→ STATED GOAL
The records that follow need to be output exactly as they are.

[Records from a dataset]
■ ■ ■ ■ ■

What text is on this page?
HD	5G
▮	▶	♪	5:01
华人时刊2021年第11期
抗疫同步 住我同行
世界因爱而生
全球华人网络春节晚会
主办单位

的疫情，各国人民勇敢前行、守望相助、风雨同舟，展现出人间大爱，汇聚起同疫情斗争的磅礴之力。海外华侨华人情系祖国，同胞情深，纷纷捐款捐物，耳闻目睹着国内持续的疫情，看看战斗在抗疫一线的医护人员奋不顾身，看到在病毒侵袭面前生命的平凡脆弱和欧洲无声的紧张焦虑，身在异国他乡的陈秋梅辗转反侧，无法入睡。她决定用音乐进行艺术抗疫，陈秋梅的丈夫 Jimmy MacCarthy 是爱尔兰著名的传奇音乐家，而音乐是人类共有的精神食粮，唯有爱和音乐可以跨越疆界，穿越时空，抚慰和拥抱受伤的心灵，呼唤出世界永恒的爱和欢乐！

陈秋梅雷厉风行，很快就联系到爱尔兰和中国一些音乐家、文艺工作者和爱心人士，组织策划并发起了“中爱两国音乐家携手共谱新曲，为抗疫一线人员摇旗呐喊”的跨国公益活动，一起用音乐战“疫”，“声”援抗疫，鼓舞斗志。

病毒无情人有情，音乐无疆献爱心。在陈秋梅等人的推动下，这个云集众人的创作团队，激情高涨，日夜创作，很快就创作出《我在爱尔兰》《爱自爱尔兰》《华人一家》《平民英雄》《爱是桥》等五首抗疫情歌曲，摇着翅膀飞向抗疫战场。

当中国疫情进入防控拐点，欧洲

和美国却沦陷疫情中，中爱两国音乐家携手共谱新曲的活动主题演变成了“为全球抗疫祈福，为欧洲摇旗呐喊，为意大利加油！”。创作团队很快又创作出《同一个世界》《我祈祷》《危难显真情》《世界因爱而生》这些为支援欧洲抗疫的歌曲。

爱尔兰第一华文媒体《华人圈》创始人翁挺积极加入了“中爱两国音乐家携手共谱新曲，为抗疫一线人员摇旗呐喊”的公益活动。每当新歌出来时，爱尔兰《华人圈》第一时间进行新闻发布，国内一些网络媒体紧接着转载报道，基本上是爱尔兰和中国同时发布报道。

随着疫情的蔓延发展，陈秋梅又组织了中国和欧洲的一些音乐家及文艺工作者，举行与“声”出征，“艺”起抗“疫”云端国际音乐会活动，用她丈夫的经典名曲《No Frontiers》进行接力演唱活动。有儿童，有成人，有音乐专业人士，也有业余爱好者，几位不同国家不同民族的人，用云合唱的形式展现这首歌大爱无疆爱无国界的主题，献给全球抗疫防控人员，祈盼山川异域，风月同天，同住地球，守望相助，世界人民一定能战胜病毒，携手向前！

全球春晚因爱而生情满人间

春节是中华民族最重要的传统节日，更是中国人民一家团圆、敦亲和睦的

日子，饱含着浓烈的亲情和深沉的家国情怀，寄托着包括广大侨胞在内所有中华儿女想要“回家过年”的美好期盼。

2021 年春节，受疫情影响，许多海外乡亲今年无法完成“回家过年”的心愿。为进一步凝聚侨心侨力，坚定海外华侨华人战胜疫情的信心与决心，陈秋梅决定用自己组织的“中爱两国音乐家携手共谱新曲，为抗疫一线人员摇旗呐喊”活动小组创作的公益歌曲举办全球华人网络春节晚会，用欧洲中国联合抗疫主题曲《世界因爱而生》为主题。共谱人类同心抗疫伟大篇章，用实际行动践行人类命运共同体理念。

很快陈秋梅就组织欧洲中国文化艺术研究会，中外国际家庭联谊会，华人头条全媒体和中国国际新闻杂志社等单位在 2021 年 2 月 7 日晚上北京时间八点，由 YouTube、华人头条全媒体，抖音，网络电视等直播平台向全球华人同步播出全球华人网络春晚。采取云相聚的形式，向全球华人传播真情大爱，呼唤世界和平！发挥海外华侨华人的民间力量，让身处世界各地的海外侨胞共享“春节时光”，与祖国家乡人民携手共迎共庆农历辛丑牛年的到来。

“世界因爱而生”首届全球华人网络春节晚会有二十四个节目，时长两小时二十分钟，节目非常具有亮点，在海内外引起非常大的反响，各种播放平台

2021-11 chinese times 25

■ ■ ■ ■ ■

→ WORKED SOLUTION
What text is on this page?
HD	5G
▮	▶	♪	5:01
华人时刊2021年第11期
抗疫同步 住我同行
世界因爱而生
全球华人网络春节晚会
主办单位

的疫情，各国人民勇敢前行、守望相助、风雨同舟，展现出人间大爱，汇聚起同疫情斗争的磅礴之力。海外华侨华人情系祖国，同胞情深，纷纷捐款捐物，耳闻目睹着国内持续的疫情，看看战斗在抗疫一线的医护人员奋不顾身，看到在病毒侵袭面前生命的平凡脆弱和欧洲无声的紧张焦虑，身在异国他乡的陈秋梅辗转反侧，无法入睡。她决定用音乐进行艺术抗疫，陈秋梅的丈夫 Jimmy MacCarthy 是爱尔兰著名的传奇音乐家，而音乐是人类共有的精神食粮，唯有爱和音乐可以跨越疆界，穿越时空，抚慰和拥抱受伤的心灵，呼唤出世界永恒的爱和欢乐！

陈秋梅雷厉风行，很快就联系到爱尔兰和中国一些音乐家、文艺工作者和爱心人士，组织策划并发起了“中爱两国音乐家携手共谱新曲，为抗疫一线人员摇旗呐喊”的跨国公益活动，一起用音乐战“疫”，“声”援抗疫，鼓舞斗志。

病毒无情人有情，音乐无疆献爱心。在陈秋梅等人的推动下，这个云集众人的创作团队，激情高涨，日夜创作，很快就创作出《我在爱尔兰》《爱自爱尔兰》《华人一家》《平民英雄》《爱是桥》等五首抗疫情歌曲，摇着翅膀飞向抗疫战场。

当中国疫情进入防控拐点，欧洲

和美国却沦陷疫情中，中爱两国音乐家携手共谱新曲的活动主题演变成了“为全球抗疫祈福，为欧洲摇旗呐喊，为意大利加油！”。创作团队很快又创作出《同一个世界》《我祈祷》《危难显真情》《世界因爱而生》这些为支援欧洲抗疫的歌曲。

爱尔兰第一华文媒体《华人圈》创始人翁挺积极加入了“中爱两国音乐家携手共谱新曲，为抗疫一线人员摇旗呐喊”的公益活动。每当新歌出来时，爱尔兰《华人圈》第一时间进行新闻发布，国内一些网络媒体紧接着转载报道，基本上是爱尔兰和中国同时发布报道。

随着疫情的蔓延发展，陈秋梅又组织了中国和欧洲的一些音乐家及文艺工作者，举行与“声”出征，“艺”起抗“疫”云端国际音乐会活动，用她丈夫的经典名曲《No Frontiers》进行接力演唱活动。有儿童，有成人，有音乐专业人士，也有业余爱好者，几位不同国家不同民族的人，用云合唱的形式展现这首歌大爱无疆爱无国界的主题，献给全球抗疫防控人员，祈盼山川异域，风月同天，同住地球，守望相助，世界人民一定能战胜病毒，携手向前！

全球春晚因爱而生情满人间

春节是中华民族最重要的传统节日，更是中国人民一家团圆、敦亲和睦的

日子，饱含着浓烈的亲情和深沉的家国情怀，寄托着包括广大侨胞在内所有中华儿女想要“回家过年”的美好期盼。

2021 年春节，受疫情影响，许多海外乡亲今年无法完成“回家过年”的心愿。为进一步凝聚侨心侨力，坚定海外华侨华人战胜疫情的信心与决心，陈秋梅决定用自己组织的“中爱两国音乐家携手共谱新曲，为抗疫一线人员摇旗呐喊”活动小组创作的公益歌曲举办全球华人网络春节晚会，用欧洲中国联合抗疫主题曲《世界因爱而生》为主题。共谱人类同心抗疫伟大篇章，用实际行动践行人类命运共同体理念。

很快陈秋梅就组织欧洲中国文化艺术研究会，中外国际家庭联谊会，华人头条全媒体和中国国际新闻杂志社等单位在 2021 年 2 月 7 日晚上北京时间八点，由 YouTube、华人头条全媒体，抖音，网络电视等直播平台向全球华人同步播出全球华人网络春晚。采取云相聚的形式，向全球华人传播真情大爱，呼唤世界和平！发挥海外华侨华人的民间力量，让身处世界各地的海外侨胞共享“春节时光”，与祖国家乡人民携手共迎共庆农历辛丑牛年的到来。

“世界因爱而生”首届全球华人网络春节晚会有二十四个节目，时长两小时二十分钟，节目非常具有亮点，在海内外引起非常大的反响，各种播放平台

2021-11 chinese times 25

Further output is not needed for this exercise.